>> BEGIN Raw data
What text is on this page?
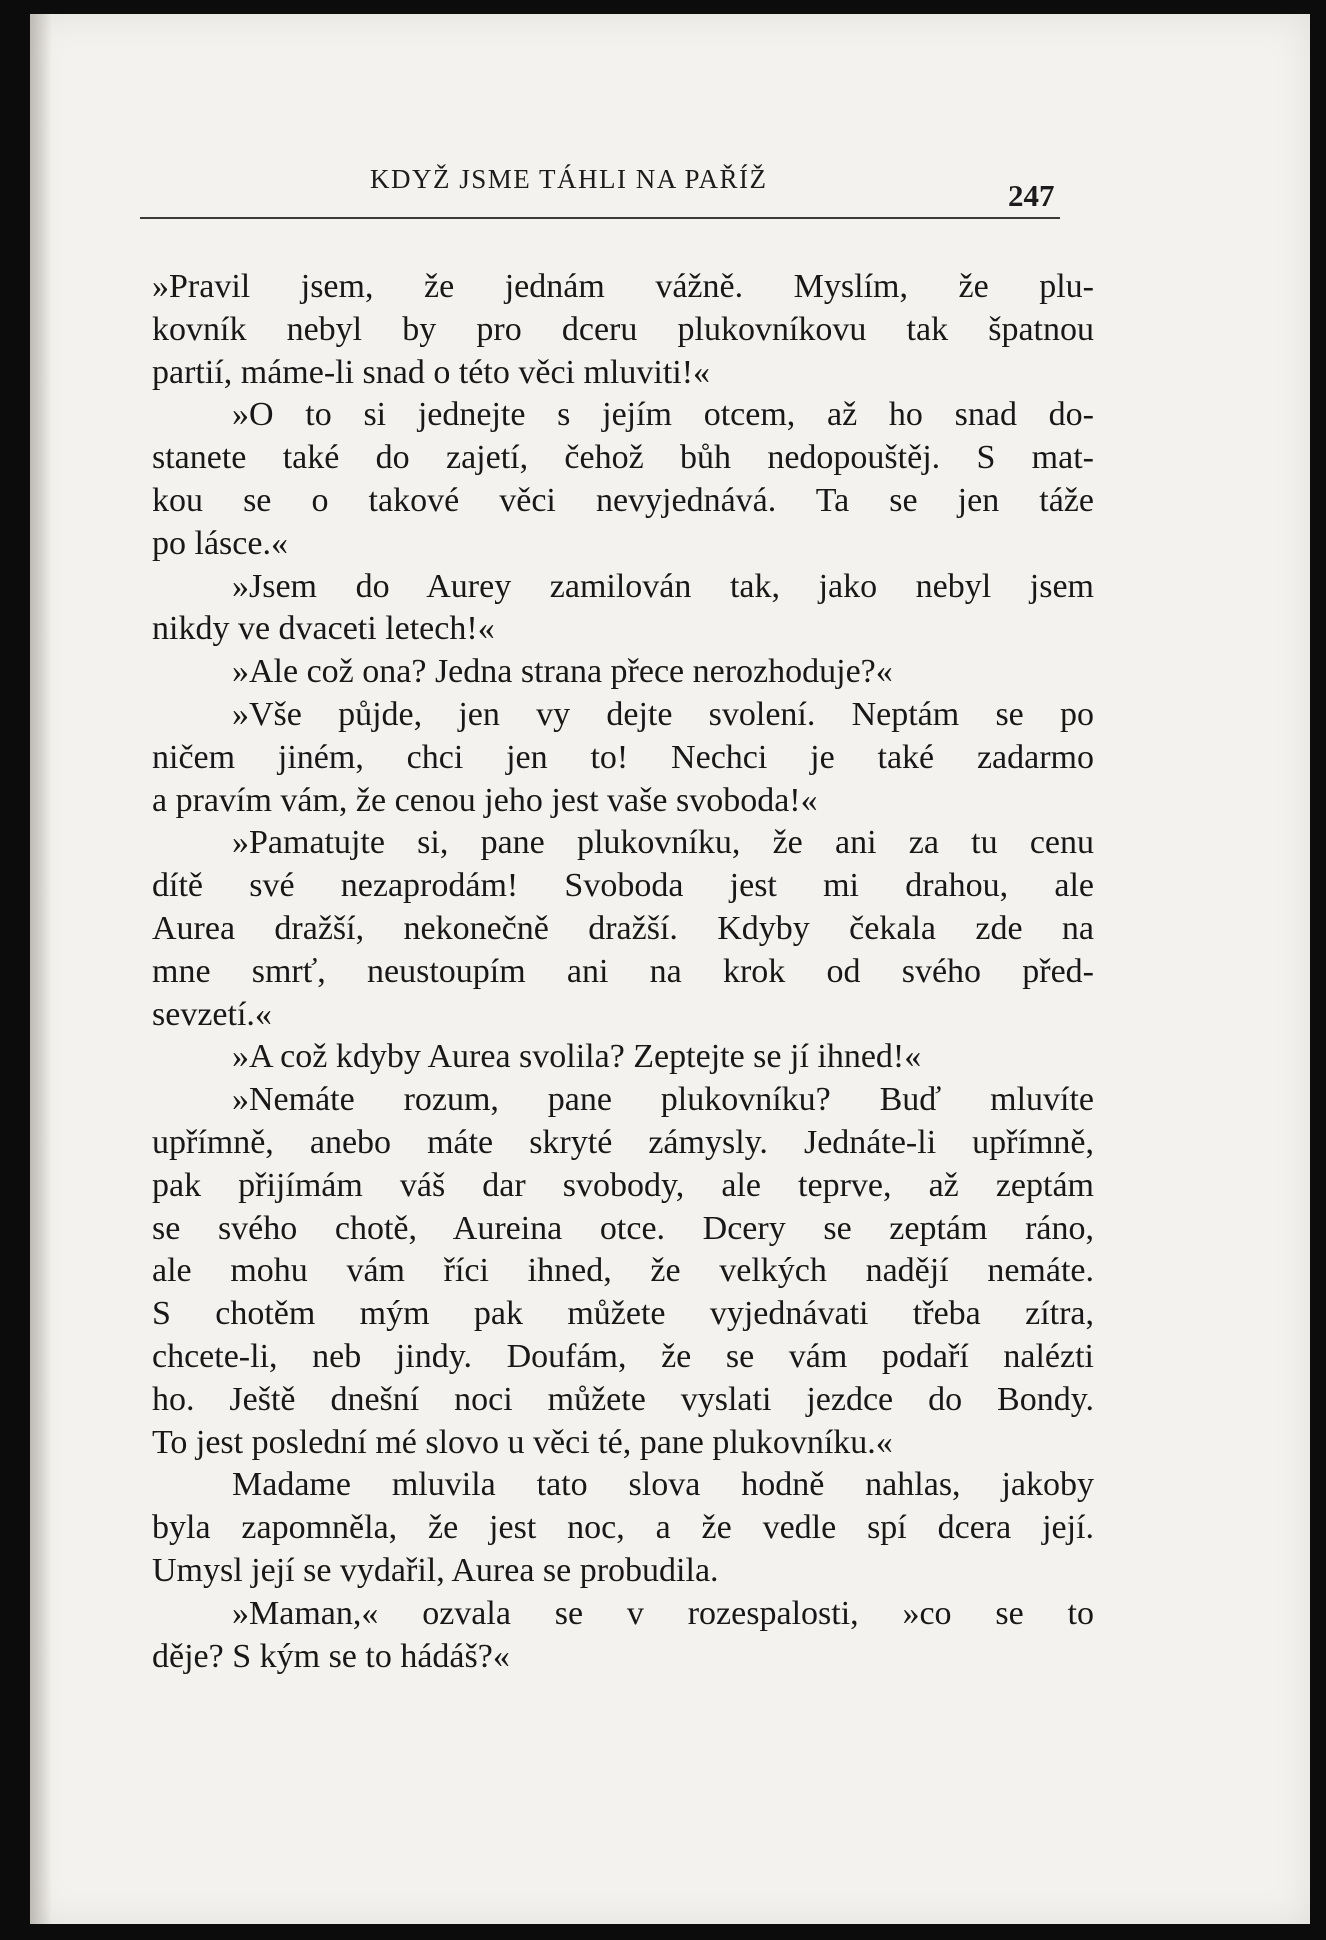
KDYŽ JSME TÁHLI NA PAŘÍŽ	247
»Pravil jsem, že jednám vážně. Myslím, že plu-
kovník nebyl by pro dceru plukovníkovu tak špatnou
partií, máme-li snad o této věci mluviti!«
»O to si jednejte s jejím otcem, až ho snad do-
stanete také do zajetí, čehož bůh nedopouštěj. S mat-
kou se o takové věci nevyjednává. Ta se jen táže
po lásce.«
»Jsem do Aurey zamilován tak, jako nebyl jsem
nikdy ve dvaceti letech!«
»Ale což ona? Jedna strana přece nerozhoduje?«
»Vše půjde, jen vy dejte svolení. Neptám se po
ničem jiném, chci jen to! Nechci je také zadarmo
a pravím vám, že cenou jeho jest vaše svoboda!«
»Pamatujte si, pane plukovníku, že ani za tu cenu
dítě své nezaprodám! Svoboda jest mi drahou, ale
Aurea dražší, nekonečně dražší. Kdyby čekala zde na
mne smrť, neustoupím ani na krok od svého před-
sevzetí.«
»A což kdyby Aurea svolila? Zeptejte se jí ihned!«
»Nemáte rozum, pane plukovníku? Buď mluvíte
upřímně, anebo máte skryté zámysly. Jednáte-li upřímně,
pak přijímám váš dar svobody, ale teprve, až zeptám
se svého chotě, Aureina otce. Dcery se zeptám ráno,
ale mohu vám říci ihned, že velkých nadějí nemáte.
S chotěm mým pak můžete vyjednávati třeba zítra,
chcete-li, neb jindy. Doufám, že se vám podaří nalézti
ho. Ještě dnešní noci můžete vyslati jezdce do Bondy.
To jest poslední mé slovo u věci té, pane plukovníku.«
Madame mluvila tato slova hodně nahlas, jakoby
byla zapomněla, že jest noc, a že vedle spí dcera její.
Umysl její se vydařil, Aurea se probudila.
»Maman,« ozvala se v rozespalosti, »co se to
děje? S kým se to hádáš?«
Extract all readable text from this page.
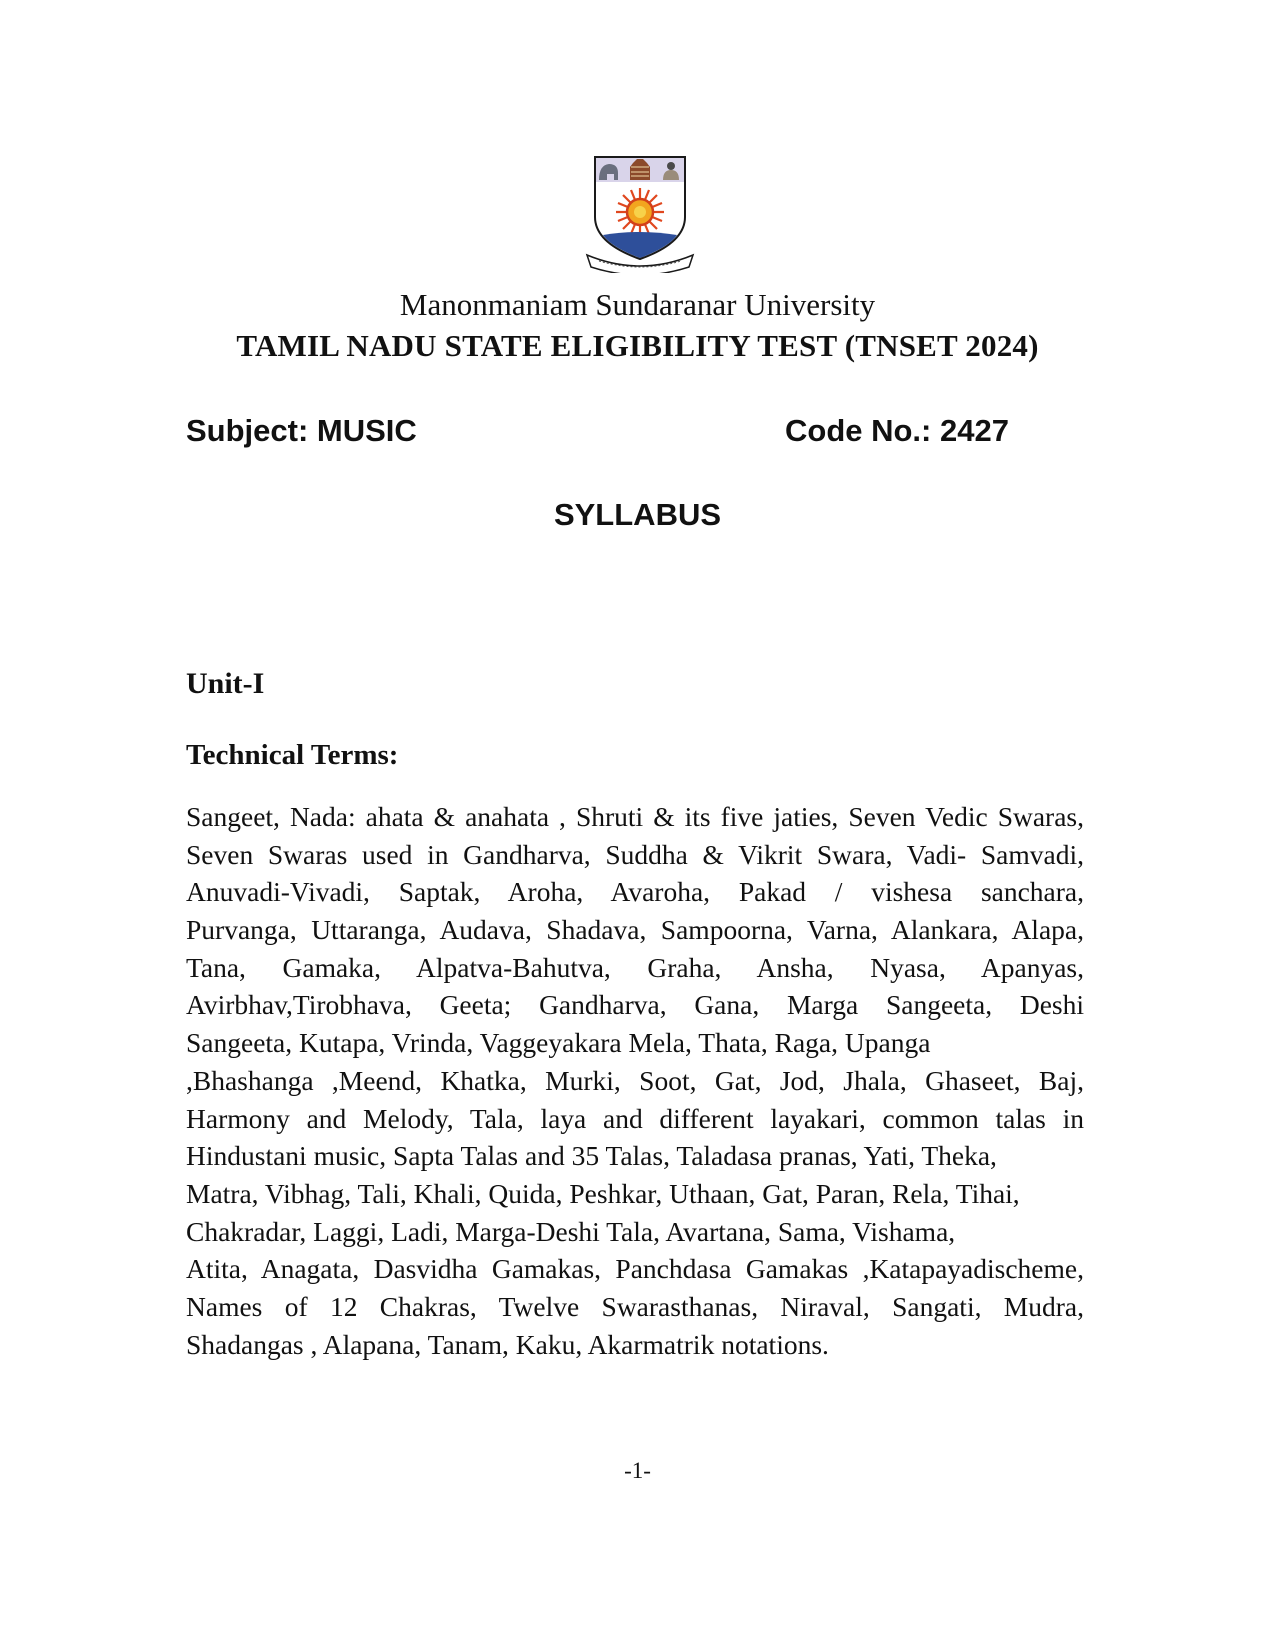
Manonmaniam Sundaranar University
TAMIL NADU STATE ELIGIBILITY TEST (TNSET 2024)
Subject: MUSIC	Code No.: 2427
SYLLABUS
Unit-I
Technical Terms:
Sangeet, Nada: ahata & anahata , Shruti & its five jaties, Seven Vedic Swaras,
Seven Swaras used in Gandharva, Suddha & Vikrit Swara, Vadi- Samvadi,
Anuvadi-Vivadi, Saptak, Aroha, Avaroha, Pakad / vishesa sanchara,
Purvanga, Uttaranga, Audava, Shadava, Sampoorna, Varna, Alankara, Alapa,
Tana, Gamaka, Alpatva-Bahutva, Graha, Ansha, Nyasa, Apanyas,
Avirbhav,Tirobhava, Geeta; Gandharva, Gana, Marga Sangeeta, Deshi
Sangeeta, Kutapa, Vrinda, Vaggeyakara Mela, Thata, Raga, Upanga
,Bhashanga ,Meend, Khatka, Murki, Soot, Gat, Jod, Jhala, Ghaseet, Baj,
Harmony and Melody, Tala, laya and different layakari, common talas in
Hindustani music, Sapta Talas and 35 Talas, Taladasa pranas, Yati, Theka,
Matra, Vibhag, Tali, Khali, Quida, Peshkar, Uthaan, Gat, Paran, Rela, Tihai,
Chakradar, Laggi, Ladi, Marga-Deshi Tala, Avartana, Sama, Vishama,
Atita, Anagata, Dasvidha Gamakas, Panchdasa Gamakas ,Katapayadischeme,
Names of 12 Chakras, Twelve Swarasthanas, Niraval, Sangati, Mudra,
Shadangas , Alapana, Tanam, Kaku, Akarmatrik notations.
-1-
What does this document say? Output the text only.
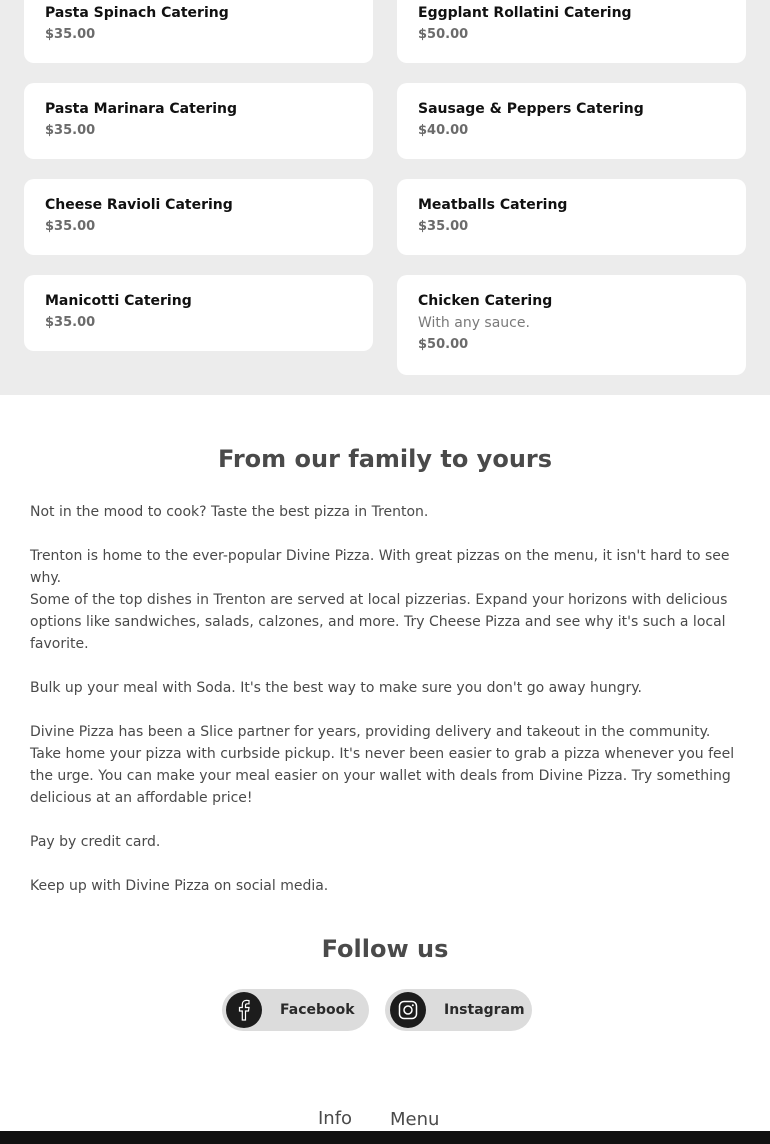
Pasta Spinach Catering
$35.00
Eggplant Rollatini Catering
$50.00
Pasta Marinara Catering
$35.00
Sausage & Peppers Catering
$40.00
Cheese Ravioli Catering
$35.00
Meatballs Catering
$35.00
Manicotti Catering
$35.00
Chicken Catering
With any sauce.
$50.00
From our family to yours

Not in the mood to cook? Taste the best pizza in Trenton.

Trenton is home to the ever-popular Divine Pizza. With great pizzas on the menu, it isn't hard to see why.

Some of the top dishes in Trenton are served at local pizzerias. Expand your horizons with delicious options like sandwiches, salads, calzones, and more. Try Cheese Pizza and see why it's such a local favorite.

Bulk up your meal with Soda. It's the best way to make sure you don't go away hungry.

Divine Pizza has been a Slice partner for years, providing delivery and takeout in the community. Take home your pizza with curbside pickup. It's never been easier to grab a pizza whenever you feel the urge. You can make your meal easier on your wallet with deals from Divine Pizza. Try something delicious at an affordable price!

Pay by credit card.

Keep up with Divine Pizza on social media.

Follow us
Facebook	Instagram
Info Menu
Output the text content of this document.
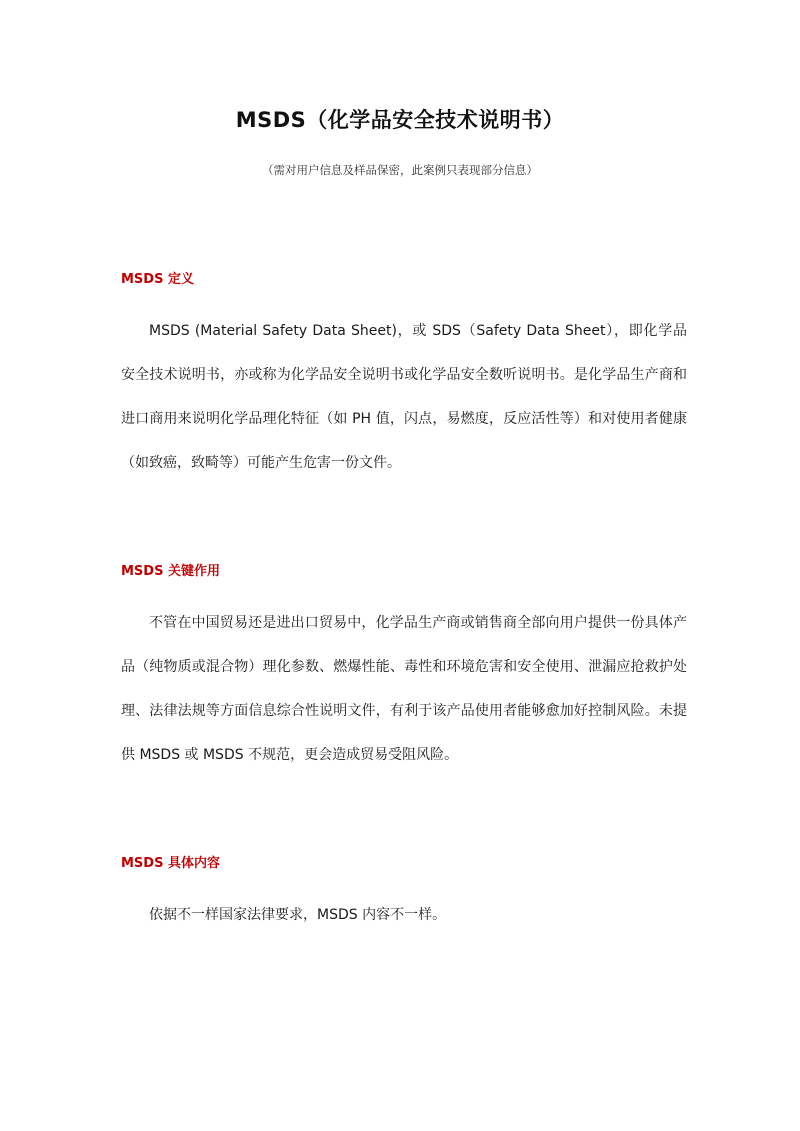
MSDS（化学品安全技术说明书）
（需对用户信息及样品保密，此案例只表现部分信息）
MSDS 定义

MSDS (Material Safety Data Sheet)，或 SDS（Safety Data Sheet），即化学品安全技术说明书，亦或称为化学品安全说明书或化学品安全数听说明书。是化学品生产商和进口商用来说明化学品理化特征（如 PH 值，闪点，易燃度，反应活性等）和对使用者健康（如致癌，致畸等）可能产生危害一份文件。

MSDS 关键作用

不管在中国贸易还是进出口贸易中，化学品生产商或销售商全部向用户提供一份具体产品（纯物质或混合物）理化参数、燃爆性能、毒性和环境危害和安全使用、泄漏应抢救护处理、法律法规等方面信息综合性说明文件，有利于该产品使用者能够愈加好控制风险。未提供 MSDS 或 MSDS 不规范，更会造成贸易受阻风险。

MSDS 具体内容

依据不一样国家法律要求，MSDS 内容不一样。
>> END Raw data
◆ Problem to work on: The pictures stay out; repeat exactly the lines from the one with "Output the text content of this document." to the end of the entries above, and nothing else.

◆ Result for this task:
Output the text content of this document.
MSDS（化学品安全技术说明书）
（需对用户信息及样品保密，此案例只表现部分信息）
MSDS 定义

MSDS (Material Safety Data Sheet)，或 SDS（Safety Data Sheet），即化学品安全技术说明书，亦或称为化学品安全说明书或化学品安全数听说明书。是化学品生产商和进口商用来说明化学品理化特征（如 PH 值，闪点，易燃度，反应活性等）和对使用者健康（如致癌，致畸等）可能产生危害一份文件。

MSDS 关键作用

不管在中国贸易还是进出口贸易中，化学品生产商或销售商全部向用户提供一份具体产品（纯物质或混合物）理化参数、燃爆性能、毒性和环境危害和安全使用、泄漏应抢救护处理、法律法规等方面信息综合性说明文件，有利于该产品使用者能够愈加好控制风险。未提供 MSDS 或 MSDS 不规范，更会造成贸易受阻风险。

MSDS 具体内容

依据不一样国家法律要求，MSDS 内容不一样。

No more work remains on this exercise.